>>>>>
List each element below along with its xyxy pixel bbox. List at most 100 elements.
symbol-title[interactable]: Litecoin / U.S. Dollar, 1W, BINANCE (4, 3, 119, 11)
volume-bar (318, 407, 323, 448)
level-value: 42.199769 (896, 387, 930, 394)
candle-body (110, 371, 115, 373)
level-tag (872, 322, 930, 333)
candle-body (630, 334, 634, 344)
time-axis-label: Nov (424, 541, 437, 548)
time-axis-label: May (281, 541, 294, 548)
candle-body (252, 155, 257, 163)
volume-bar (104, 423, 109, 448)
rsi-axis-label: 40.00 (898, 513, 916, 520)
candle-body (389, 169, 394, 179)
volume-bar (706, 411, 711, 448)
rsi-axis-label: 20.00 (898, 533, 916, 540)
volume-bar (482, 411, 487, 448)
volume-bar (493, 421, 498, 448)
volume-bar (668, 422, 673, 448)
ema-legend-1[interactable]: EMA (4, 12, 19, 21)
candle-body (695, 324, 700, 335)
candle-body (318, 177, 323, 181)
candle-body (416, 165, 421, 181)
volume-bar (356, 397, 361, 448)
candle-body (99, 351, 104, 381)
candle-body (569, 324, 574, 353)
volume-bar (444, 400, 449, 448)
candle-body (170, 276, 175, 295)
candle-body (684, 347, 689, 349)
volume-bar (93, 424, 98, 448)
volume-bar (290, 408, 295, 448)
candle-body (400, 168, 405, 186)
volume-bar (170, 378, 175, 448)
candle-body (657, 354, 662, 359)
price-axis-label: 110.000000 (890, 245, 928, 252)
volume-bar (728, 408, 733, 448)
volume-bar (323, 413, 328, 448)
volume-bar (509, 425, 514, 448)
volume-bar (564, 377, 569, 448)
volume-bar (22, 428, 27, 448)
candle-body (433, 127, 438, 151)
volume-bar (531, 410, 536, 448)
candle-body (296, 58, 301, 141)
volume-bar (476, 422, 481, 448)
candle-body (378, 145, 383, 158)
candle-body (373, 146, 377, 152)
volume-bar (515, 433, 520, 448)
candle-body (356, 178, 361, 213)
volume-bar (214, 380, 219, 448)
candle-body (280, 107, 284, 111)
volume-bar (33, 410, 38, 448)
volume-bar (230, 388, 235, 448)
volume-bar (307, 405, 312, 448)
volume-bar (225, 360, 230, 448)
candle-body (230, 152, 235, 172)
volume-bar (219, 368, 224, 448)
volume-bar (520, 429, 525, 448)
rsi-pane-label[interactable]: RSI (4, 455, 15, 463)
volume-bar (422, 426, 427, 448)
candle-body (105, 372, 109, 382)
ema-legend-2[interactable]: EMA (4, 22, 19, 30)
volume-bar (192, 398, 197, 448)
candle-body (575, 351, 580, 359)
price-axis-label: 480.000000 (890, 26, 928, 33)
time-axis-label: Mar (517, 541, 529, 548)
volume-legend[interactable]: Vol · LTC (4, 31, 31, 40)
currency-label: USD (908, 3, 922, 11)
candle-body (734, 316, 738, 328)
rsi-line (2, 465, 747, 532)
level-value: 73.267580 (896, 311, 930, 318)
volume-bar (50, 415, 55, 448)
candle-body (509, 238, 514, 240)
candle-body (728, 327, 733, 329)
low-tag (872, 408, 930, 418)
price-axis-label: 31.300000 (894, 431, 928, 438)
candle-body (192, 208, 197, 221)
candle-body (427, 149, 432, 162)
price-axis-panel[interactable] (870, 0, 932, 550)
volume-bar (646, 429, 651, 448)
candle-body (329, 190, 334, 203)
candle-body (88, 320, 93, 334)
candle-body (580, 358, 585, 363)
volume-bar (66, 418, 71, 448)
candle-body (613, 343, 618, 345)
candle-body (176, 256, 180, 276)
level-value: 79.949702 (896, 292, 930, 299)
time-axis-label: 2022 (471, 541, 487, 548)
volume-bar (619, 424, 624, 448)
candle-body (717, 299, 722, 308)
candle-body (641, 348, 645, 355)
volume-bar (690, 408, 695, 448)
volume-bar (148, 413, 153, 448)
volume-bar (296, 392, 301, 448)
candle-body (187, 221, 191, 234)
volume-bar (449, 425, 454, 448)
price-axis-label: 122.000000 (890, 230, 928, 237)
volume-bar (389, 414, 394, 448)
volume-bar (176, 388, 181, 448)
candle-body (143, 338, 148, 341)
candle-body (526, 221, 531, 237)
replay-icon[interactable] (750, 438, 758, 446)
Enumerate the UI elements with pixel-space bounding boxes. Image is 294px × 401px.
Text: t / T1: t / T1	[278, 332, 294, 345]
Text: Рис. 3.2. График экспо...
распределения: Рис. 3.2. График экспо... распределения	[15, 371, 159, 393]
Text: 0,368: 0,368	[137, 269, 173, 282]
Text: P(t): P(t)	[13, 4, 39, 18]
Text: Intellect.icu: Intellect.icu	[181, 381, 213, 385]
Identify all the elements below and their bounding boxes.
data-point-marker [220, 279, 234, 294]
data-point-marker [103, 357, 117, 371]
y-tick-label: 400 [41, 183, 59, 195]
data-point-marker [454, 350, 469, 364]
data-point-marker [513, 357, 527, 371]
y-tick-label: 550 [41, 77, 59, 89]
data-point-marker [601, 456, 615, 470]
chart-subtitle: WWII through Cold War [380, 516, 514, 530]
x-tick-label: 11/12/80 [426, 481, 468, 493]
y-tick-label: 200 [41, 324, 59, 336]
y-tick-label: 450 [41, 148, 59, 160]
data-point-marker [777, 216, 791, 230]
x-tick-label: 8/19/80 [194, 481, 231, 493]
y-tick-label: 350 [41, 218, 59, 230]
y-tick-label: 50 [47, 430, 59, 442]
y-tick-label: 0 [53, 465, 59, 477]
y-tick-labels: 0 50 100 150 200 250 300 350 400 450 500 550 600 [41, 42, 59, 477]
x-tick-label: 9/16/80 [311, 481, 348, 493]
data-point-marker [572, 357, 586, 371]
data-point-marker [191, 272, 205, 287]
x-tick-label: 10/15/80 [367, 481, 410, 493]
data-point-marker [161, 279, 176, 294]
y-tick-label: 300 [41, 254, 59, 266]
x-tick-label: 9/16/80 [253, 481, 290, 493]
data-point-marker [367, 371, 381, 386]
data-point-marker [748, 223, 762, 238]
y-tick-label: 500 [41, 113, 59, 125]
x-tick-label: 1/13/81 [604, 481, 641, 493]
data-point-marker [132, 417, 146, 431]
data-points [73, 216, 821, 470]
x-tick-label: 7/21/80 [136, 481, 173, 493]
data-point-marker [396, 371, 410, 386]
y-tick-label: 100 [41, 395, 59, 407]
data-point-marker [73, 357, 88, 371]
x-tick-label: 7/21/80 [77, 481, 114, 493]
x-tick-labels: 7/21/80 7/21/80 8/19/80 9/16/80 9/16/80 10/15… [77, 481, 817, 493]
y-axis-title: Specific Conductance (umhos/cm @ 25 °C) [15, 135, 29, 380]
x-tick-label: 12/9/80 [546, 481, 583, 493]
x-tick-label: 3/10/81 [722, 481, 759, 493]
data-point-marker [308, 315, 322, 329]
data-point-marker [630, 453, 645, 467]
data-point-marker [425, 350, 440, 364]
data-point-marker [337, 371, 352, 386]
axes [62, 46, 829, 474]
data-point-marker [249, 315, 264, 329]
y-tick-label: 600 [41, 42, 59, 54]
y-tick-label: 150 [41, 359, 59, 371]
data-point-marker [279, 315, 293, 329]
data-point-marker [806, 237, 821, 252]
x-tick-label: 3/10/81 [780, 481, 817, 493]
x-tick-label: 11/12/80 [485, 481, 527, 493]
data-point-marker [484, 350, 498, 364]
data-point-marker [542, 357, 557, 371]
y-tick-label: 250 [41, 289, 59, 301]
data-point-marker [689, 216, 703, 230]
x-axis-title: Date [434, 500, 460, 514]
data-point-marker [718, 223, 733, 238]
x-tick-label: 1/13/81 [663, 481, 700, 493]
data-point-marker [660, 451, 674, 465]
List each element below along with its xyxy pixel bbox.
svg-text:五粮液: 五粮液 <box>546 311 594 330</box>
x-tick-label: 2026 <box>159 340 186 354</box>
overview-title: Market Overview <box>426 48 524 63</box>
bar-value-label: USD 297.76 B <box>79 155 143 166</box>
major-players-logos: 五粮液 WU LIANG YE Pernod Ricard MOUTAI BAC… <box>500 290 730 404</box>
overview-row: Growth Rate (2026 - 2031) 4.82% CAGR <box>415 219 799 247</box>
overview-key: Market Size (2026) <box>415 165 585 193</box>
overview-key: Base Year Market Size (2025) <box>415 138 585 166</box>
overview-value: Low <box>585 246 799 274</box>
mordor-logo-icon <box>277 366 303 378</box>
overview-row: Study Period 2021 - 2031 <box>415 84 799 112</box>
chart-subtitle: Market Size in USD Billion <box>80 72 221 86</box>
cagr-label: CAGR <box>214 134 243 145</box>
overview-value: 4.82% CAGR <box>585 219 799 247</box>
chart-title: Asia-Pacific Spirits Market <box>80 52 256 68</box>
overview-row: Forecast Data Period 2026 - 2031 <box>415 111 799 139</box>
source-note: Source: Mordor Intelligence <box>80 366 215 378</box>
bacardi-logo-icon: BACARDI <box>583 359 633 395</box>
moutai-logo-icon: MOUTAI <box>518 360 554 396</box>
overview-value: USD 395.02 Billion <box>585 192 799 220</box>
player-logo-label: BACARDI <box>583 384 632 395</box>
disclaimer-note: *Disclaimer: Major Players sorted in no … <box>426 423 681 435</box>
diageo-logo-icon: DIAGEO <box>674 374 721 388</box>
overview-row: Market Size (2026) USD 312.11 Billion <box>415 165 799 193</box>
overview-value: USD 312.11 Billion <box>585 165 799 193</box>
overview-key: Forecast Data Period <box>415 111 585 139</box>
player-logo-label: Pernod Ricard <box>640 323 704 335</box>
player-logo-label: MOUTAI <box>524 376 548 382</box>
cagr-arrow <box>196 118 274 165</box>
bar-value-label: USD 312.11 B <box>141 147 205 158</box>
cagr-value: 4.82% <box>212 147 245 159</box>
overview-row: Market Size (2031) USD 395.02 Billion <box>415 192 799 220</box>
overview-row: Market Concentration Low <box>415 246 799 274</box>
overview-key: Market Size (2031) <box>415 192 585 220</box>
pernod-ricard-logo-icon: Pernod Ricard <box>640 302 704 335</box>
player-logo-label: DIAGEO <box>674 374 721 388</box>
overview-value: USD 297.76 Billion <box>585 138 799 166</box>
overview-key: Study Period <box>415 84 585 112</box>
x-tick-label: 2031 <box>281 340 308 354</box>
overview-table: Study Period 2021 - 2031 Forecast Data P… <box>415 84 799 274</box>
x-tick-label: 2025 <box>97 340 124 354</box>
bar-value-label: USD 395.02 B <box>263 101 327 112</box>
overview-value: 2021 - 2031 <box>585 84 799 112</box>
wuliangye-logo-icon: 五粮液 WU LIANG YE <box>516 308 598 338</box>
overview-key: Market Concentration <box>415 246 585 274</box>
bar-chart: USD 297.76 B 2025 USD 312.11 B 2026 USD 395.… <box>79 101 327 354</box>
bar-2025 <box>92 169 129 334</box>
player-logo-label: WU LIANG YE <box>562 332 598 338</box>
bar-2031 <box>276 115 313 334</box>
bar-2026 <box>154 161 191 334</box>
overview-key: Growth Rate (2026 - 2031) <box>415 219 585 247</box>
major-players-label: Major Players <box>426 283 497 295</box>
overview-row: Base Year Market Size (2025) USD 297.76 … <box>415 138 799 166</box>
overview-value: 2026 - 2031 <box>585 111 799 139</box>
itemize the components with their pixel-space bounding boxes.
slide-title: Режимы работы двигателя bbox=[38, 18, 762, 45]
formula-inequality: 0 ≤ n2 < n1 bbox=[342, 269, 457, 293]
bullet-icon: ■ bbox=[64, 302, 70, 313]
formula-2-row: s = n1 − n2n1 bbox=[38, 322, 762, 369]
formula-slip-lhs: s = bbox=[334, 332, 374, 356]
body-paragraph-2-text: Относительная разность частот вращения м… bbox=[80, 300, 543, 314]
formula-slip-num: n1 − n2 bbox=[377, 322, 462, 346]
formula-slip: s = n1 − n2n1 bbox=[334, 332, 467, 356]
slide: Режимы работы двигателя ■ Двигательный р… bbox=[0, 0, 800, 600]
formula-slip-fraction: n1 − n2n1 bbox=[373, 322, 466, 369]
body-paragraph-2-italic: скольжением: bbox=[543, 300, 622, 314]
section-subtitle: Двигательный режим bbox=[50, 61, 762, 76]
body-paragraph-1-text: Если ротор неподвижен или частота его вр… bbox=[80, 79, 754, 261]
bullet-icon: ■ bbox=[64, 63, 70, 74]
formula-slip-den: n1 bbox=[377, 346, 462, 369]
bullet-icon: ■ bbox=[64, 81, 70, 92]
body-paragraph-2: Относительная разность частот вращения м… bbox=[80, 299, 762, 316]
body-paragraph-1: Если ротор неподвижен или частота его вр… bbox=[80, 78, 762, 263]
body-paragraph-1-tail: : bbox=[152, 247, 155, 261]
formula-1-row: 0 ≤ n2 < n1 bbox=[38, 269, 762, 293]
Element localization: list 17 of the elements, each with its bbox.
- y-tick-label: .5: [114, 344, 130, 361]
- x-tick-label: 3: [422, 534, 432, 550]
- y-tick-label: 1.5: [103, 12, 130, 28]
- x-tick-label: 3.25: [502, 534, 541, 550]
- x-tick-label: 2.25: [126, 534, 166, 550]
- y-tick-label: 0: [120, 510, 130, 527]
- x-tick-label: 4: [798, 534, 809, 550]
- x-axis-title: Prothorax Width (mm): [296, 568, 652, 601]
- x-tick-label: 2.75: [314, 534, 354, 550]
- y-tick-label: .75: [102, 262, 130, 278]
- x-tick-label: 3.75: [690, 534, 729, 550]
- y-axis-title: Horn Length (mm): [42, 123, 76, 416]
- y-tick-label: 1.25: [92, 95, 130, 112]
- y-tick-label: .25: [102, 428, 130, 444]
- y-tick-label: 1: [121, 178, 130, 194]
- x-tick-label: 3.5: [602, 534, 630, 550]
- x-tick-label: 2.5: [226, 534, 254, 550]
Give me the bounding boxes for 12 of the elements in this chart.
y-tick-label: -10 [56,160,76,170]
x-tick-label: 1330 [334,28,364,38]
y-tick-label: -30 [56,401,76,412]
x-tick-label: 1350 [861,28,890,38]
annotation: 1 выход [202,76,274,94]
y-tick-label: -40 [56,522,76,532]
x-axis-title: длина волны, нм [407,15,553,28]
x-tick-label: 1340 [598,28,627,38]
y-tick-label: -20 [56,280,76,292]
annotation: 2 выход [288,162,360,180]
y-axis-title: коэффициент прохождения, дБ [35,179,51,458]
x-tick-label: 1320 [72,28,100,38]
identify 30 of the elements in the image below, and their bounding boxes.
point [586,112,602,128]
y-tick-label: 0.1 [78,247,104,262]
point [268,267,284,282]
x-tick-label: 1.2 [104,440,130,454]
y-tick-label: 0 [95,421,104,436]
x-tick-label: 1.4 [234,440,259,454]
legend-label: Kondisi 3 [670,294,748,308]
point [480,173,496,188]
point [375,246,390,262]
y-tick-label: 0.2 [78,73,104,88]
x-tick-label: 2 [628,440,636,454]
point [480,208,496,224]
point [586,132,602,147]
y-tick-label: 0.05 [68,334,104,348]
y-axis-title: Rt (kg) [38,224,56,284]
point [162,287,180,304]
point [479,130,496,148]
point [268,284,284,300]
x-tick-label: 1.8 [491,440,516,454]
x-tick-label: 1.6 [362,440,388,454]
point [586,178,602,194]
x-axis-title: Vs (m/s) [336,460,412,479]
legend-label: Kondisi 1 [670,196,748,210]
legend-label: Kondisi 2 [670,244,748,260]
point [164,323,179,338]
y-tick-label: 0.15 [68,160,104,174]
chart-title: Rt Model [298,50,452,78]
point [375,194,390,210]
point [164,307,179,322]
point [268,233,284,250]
<<<<<
--- Job ---
Quote everything from the start of the material down to and including the line containing "volume-bar (493, 421, 498, 448)", word for word.

--- Correct answer ---
List each element below along with its xyxy pixel bbox. List at most 100 elements.
symbol-title[interactable]: Litecoin / U.S. Dollar, 1W, BINANCE (4, 3, 119, 11)
volume-bar (318, 407, 323, 448)
level-value: 42.199769 (896, 387, 930, 394)
candle-body (110, 371, 115, 373)
level-tag (872, 322, 930, 333)
candle-body (630, 334, 634, 344)
time-axis-label: Nov (424, 541, 437, 548)
time-axis-label: May (281, 541, 294, 548)
candle-body (252, 155, 257, 163)
volume-bar (104, 423, 109, 448)
rsi-axis-label: 40.00 (898, 513, 916, 520)
candle-body (389, 169, 394, 179)
volume-bar (706, 411, 711, 448)
rsi-axis-label: 20.00 (898, 533, 916, 540)
volume-bar (482, 411, 487, 448)
volume-bar (493, 421, 498, 448)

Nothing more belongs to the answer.